本文:
:::::

秋分の日を過ぎ、季節は秋。「天高く馬肥ゆる秋」の諺が、のどかに口をつく。夏の暑い日差しを受け、また湿気のあった空気が、湿度の低い空気に入れ替わり、これが視界を広め、より空を高く感じるさせるということのようだ。
ところが諺の大元、中国北西部の農民にとっては、「肥えた馬に乗って略奪にくる蒙古人を恐れていた……」ということで、のどかとは正反対の意味合いがあったようだ。
秋といえば文化祭など学術、芸術的な行事に勤しむ季節でもある。薬剤師、薬学関係者等の剤界でも、学会・研究会等の開催が、晩秋にかけ全国各地で開かれる。
今週末は、日本緩和医療薬学会年会が、4回目にして初めて地方都市の鹿児島市で開催される。地方開催にもかかわらず、事前登録が2000人を超え、参加者は昨年(横浜市)の約2100人を上回るとものと予想されている。
発足間もない学会が、地方都市で開催し、かつ大都市圏での開催よりも参加者数を増すというのは、関係者に対する学会の認知、学問領域の必要性の高まりと共に、学会の成長性を感じさせる。
実際、会員数は昨年2500人、今年9月時点で3000人を優に超え、年々発展を遂げている。薬剤師の緩和医療に対する関心の高さがうかがえる結果だ。なお、今年会の事前登録者のうち、800人以上が非会員ということで、さらなる会員数の増加も見込まれる。
緩和医療薬学会は「がん対策基本法」が施行された2007年に、星薬科大学の鈴木勉教授を理事長として立ち上げられた。同年3月24日に病院薬剤師、薬科大学教員、保険薬局薬剤師の有志、賛同者らが集い、設立総会と記念講演会が開催された。
翌08年4月の診療報酬改定で、「緩和ケア診療加算」において、緩和ケアの経験を有する専任薬剤師の配置が算定要件として加えられ、薬剤師の本格的な緩和ケアへの参画を後押しし、さらに、学会への関心を押し上げる形となった。

:::::

バウンディングボックス予測データ:

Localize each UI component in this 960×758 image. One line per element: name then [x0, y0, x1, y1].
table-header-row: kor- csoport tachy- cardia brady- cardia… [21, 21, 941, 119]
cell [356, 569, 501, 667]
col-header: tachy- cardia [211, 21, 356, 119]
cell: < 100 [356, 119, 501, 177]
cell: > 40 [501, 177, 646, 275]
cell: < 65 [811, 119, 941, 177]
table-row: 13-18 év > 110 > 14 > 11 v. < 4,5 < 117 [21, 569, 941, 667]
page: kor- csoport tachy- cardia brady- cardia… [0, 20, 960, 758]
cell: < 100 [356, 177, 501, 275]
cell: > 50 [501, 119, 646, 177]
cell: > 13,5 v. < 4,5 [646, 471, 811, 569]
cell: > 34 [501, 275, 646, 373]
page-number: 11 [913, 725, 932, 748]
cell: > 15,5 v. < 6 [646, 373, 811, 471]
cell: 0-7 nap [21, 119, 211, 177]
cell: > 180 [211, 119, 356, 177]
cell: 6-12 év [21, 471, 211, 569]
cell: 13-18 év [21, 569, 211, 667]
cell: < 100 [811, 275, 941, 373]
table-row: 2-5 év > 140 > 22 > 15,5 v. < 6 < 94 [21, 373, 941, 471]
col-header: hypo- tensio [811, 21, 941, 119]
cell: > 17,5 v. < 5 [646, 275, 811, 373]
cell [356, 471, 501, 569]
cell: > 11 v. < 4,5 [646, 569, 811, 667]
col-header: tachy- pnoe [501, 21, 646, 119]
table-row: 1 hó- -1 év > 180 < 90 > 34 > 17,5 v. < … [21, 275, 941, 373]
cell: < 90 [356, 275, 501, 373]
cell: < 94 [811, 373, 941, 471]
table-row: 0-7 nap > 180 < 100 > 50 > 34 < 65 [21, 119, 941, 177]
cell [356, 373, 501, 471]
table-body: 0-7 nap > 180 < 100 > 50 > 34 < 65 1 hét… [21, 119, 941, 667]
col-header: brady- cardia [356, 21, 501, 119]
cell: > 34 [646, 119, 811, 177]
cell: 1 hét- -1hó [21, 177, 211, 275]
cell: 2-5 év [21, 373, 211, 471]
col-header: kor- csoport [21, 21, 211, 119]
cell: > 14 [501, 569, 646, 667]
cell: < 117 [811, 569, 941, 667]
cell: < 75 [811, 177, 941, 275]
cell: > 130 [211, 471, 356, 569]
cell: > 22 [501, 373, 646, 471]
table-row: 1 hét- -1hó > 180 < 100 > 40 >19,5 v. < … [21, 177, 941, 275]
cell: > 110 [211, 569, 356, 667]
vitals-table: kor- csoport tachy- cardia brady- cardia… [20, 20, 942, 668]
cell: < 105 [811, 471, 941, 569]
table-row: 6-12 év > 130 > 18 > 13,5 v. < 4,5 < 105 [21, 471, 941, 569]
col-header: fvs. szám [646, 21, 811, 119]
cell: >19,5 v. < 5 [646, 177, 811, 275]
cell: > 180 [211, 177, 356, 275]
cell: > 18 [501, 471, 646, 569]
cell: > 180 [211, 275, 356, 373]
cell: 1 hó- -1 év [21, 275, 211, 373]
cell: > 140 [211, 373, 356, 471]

:::::

課題一覧:
1. 緩和医療薬学会に関する文章について、次の問いに答えてください。
(a) 諺の大元である中国北西部の農民は、何を恐れていたとされていますか。
(b) 今週末の日本緩和医療薬学会年会は、どの都市で開催されますか。
(c) 設立総会と記念講演会は何年の何月何日に開催されましたか。
2. 緩和医療薬学会に関する文章の「秋といえば文化祭など学術、芸」から「会と記念講演会が開催された。」までを一字も変えずに書き写して返してください。
3. 緩和医療薬学会に関する文章の続きを、最後の文の後から書き足してください。

記述解答:
1.
(a) 肥えた馬に乗って略奪にくる蒙古人
(b) 鹿児島市
(c) 2007年3月24日

2.
秋といえば文化祭など学術、芸術的な行事に勤しむ季節でもある。薬剤師、薬学関係者等の剤界でも、学会・研究会等の開催が、晩秋にかけ全国各地で開かれる。
今週末は、日本緩和医療薬学会年会が、4回目にして初めて地方都市の鹿児島市で開催される。地方開催にもかかわらず、事前登録が2000人を超え、参加者は昨年(横浜市)の約2100人を上回るとものと予想されている。
発足間もない学会が、地方都市で開催し、かつ大都市圏での開催よりも参加者数を増すというのは、関係者に対する学会の認知、学問領域の必要性の高まりと共に、学会の成長性を感じさせる。
実際、会員数は昨年2500人、今年9月時点で3000人を優に超え、年々発展を遂げている。薬剤師の緩和医療に対する関心の高さがうかがえる結果だ。なお、今年会の事前登録者のうち、800人以上が非会員ということで、さらなる会員数の増加も見込まれる。
緩和医療薬学会は「がん対策基本法」が施行された2007年に、星薬科大学の鈴木勉教授を理事長として立ち上げられた。同年3月24日に病院薬剤師、薬科大学教員、保険薬局薬剤師の有志、賛同者らが集い、設立総会と記念講演会が開催された。

3.
09年には、緩和薬物療法認定薬剤師制度を立ち上げ、“専任の薬剤師”をバックアップする事業を開始した。
一方、緩和医療への関わりは、入院患者に対応する病院薬剤師だけに限られない。在宅で終末医療を含めた緩和薬物療法の必要性、重要性への認識の高まりを背景に、在宅領域等で活躍する地域の薬局薬剤師も認定薬剤師を目指すなど、多領域の薬剤師、基礎を担う薬学研究者等へも関心を広げていった。
緩和薬物療法はチーム医療が前提であり、今年会の事前登録を見ると薬剤師がほとんどだが、医師が50人超、看護師も70人超、他に臨床検査技師や理学療法士など、多様な医療従事者が登録しているという。そういった他職種との交流の場を提供できることも、学会の大きな魅力の一つになっている。
10月には、薬剤師最大の“学会”である第43回日本薬剤師会学術大会が長野市で、11月初旬には岐阜市で第4回日本薬局学会、千葉市で第20回日本医療薬学会年会と、全国規模の“学会”が続く。
現役の薬剤師には、こうした多彩な機会を利用して、基礎や臨床の知識を深め、日頃の技能に生かしてほしい。また、「生涯学習」に真摯に取り組む姿勢を、実習生をはじめとした薬学生に示してほしい。